## WHAT IS REQUIRED
Copy every line with the string "Baumé" in it.

## LISTING
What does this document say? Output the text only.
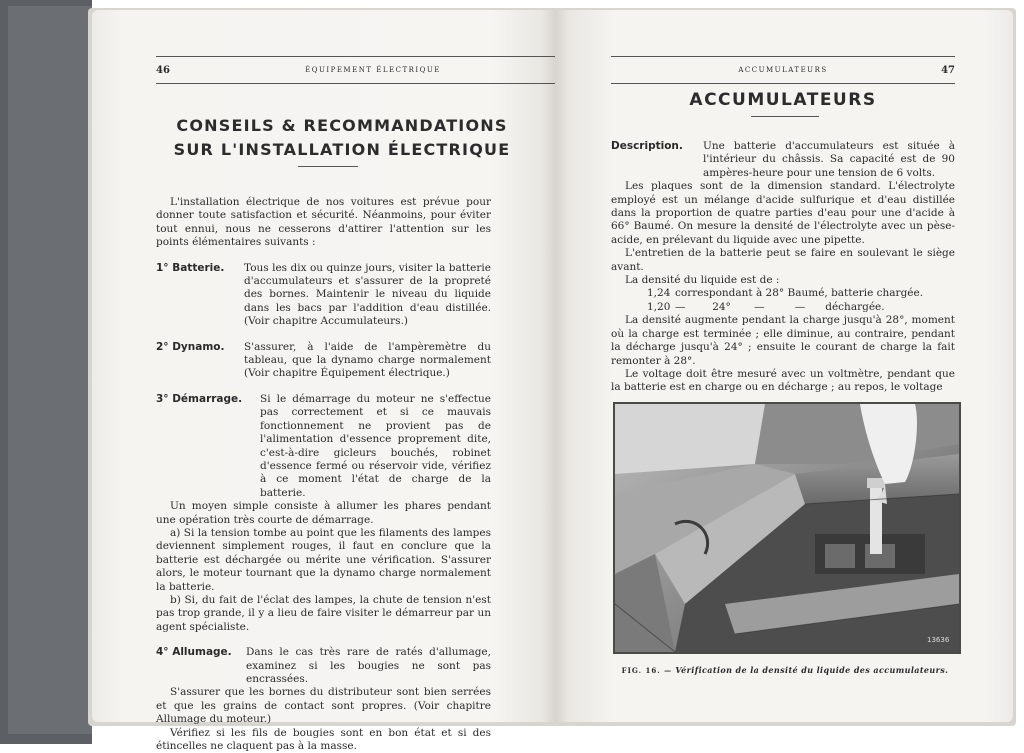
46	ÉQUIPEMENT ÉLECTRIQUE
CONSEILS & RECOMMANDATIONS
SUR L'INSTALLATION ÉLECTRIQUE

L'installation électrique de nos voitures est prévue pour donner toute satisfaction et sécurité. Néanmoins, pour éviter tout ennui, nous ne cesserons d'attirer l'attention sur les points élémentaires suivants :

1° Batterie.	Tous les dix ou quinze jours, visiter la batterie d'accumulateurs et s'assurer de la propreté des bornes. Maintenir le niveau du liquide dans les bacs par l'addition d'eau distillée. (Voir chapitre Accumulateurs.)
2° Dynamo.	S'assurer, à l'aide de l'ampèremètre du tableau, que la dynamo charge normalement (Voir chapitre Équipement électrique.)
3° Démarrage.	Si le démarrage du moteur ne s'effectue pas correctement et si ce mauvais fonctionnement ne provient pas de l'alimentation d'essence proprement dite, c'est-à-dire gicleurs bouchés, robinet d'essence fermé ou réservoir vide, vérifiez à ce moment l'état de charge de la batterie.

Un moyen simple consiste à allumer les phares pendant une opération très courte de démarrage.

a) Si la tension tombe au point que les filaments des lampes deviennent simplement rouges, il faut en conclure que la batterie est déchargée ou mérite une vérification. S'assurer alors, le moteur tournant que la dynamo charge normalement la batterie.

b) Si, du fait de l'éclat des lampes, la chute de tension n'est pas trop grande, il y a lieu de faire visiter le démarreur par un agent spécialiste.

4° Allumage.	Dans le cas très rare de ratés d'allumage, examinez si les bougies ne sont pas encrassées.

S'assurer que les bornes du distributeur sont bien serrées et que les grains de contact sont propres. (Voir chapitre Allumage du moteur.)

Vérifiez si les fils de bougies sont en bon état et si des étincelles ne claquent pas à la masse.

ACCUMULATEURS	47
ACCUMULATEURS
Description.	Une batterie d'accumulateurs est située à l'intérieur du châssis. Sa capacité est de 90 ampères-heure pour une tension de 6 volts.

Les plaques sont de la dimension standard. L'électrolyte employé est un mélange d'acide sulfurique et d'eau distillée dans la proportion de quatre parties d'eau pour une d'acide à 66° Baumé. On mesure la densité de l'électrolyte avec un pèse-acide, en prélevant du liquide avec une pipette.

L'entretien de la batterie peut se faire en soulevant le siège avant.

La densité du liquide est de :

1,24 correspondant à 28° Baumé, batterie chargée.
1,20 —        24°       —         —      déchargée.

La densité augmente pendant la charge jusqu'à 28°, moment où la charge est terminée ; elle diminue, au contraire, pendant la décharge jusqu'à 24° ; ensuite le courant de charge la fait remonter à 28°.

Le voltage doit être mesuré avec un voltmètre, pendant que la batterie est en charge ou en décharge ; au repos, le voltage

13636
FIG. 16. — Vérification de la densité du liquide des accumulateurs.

## FULL SOLUTION
Les plaques sont de la dimension standard. L'électrolyte employé est un mélange d'acide sulfurique et d'eau distillée dans la proportion de quatre parties d'eau pour une d'acide à 66° Baumé. On mesure la densité de l'électrolyte avec un pèse-acide, en prélevant du liquide avec une pipette.
1,24 correspondant à 28° Baumé, batterie chargée.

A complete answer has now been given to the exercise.